====== DATASET RECORDS ======

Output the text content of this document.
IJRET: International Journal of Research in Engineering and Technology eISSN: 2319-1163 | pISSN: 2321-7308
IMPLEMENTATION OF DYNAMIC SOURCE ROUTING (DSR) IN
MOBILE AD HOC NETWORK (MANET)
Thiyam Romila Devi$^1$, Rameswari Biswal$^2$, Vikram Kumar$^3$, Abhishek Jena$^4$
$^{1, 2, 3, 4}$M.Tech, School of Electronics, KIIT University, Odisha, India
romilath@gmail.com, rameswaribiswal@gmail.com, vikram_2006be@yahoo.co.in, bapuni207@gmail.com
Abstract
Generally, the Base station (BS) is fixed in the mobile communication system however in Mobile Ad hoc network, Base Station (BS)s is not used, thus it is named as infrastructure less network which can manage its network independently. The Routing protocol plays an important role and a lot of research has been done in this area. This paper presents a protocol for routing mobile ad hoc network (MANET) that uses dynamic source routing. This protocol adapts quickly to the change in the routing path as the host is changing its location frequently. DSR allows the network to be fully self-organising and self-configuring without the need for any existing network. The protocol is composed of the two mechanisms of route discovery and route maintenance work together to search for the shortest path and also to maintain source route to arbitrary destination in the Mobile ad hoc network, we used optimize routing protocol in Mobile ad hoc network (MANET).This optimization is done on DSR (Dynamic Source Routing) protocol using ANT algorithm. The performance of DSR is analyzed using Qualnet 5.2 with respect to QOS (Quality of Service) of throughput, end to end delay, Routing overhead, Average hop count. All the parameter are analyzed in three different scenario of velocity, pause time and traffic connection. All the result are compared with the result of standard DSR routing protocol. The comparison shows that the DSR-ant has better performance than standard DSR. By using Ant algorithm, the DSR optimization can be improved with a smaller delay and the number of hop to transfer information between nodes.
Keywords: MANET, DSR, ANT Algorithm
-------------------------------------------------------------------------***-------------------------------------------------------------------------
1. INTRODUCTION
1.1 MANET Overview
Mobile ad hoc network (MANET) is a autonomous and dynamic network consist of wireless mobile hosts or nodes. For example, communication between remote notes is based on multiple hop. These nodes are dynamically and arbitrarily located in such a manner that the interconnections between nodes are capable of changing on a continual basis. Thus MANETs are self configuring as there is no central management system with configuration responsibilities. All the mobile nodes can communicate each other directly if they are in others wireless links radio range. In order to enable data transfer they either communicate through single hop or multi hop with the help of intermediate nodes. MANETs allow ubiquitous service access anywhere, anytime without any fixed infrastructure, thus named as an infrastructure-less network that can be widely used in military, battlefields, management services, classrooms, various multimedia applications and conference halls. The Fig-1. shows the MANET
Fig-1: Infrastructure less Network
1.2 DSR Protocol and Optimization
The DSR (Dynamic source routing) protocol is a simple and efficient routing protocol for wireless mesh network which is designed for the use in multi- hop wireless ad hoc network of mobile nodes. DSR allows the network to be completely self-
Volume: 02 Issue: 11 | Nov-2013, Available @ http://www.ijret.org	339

======

## OBJECTIVE
Reproduce the material exactly, with every line intact.

## OUTPUT FOR THIS TASK
Output the text content of this document.
IJRET: International Journal of Research in Engineering and Technology eISSN: 2319-1163 | pISSN: 2321-7308
IMPLEMENTATION OF DYNAMIC SOURCE ROUTING (DSR) IN
MOBILE AD HOC NETWORK (MANET)
Thiyam Romila Devi$^1$, Rameswari Biswal$^2$, Vikram Kumar$^3$, Abhishek Jena$^4$
$^{1, 2, 3, 4}$M.Tech, School of Electronics, KIIT University, Odisha, India
romilath@gmail.com, rameswaribiswal@gmail.com, vikram_2006be@yahoo.co.in, bapuni207@gmail.com
Abstract
Generally, the Base station (BS) is fixed in the mobile communication system however in Mobile Ad hoc network, Base Station (BS)s is not used, thus it is named as infrastructure less network which can manage its network independently. The Routing protocol plays an important role and a lot of research has been done in this area. This paper presents a protocol for routing mobile ad hoc network (MANET) that uses dynamic source routing. This protocol adapts quickly to the change in the routing path as the host is changing its location frequently. DSR allows the network to be fully self-organising and self-configuring without the need for any existing network. The protocol is composed of the two mechanisms of route discovery and route maintenance work together to search for the shortest path and also to maintain source route to arbitrary destination in the Mobile ad hoc network, we used optimize routing protocol in Mobile ad hoc network (MANET).This optimization is done on DSR (Dynamic Source Routing) protocol using ANT algorithm. The performance of DSR is analyzed using Qualnet 5.2 with respect to QOS (Quality of Service) of throughput, end to end delay, Routing overhead, Average hop count. All the parameter are analyzed in three different scenario of velocity, pause time and traffic connection. All the result are compared with the result of standard DSR routing protocol. The comparison shows that the DSR-ant has better performance than standard DSR. By using Ant algorithm, the DSR optimization can be improved with a smaller delay and the number of hop to transfer information between nodes.
Keywords: MANET, DSR, ANT Algorithm
-------------------------------------------------------------------------***-------------------------------------------------------------------------
1. INTRODUCTION
1.1 MANET Overview
Mobile ad hoc network (MANET) is a autonomous and dynamic network consist of wireless mobile hosts or nodes. For example, communication between remote notes is based on multiple hop. These nodes are dynamically and arbitrarily located in such a manner that the interconnections between nodes are capable of changing on a continual basis. Thus MANETs are self configuring as there is no central management system with configuration responsibilities. All the mobile nodes can communicate each other directly if they are in others wireless links radio range. In order to enable data transfer they either communicate through single hop or multi hop with the help of intermediate nodes. MANETs allow ubiquitous service access anywhere, anytime without any fixed infrastructure, thus named as an infrastructure-less network that can be widely used in military, battlefields, management services, classrooms, various multimedia applications and conference halls. The Fig-1. shows the MANET
Fig-1: Infrastructure less Network
1.2 DSR Protocol and Optimization
The DSR (Dynamic source routing) protocol is a simple and efficient routing protocol for wireless mesh network which is designed for the use in multi- hop wireless ad hoc network of mobile nodes. DSR allows the network to be completely self-
Volume: 02 Issue: 11 | Nov-2013, Available @ http://www.ijret.org	339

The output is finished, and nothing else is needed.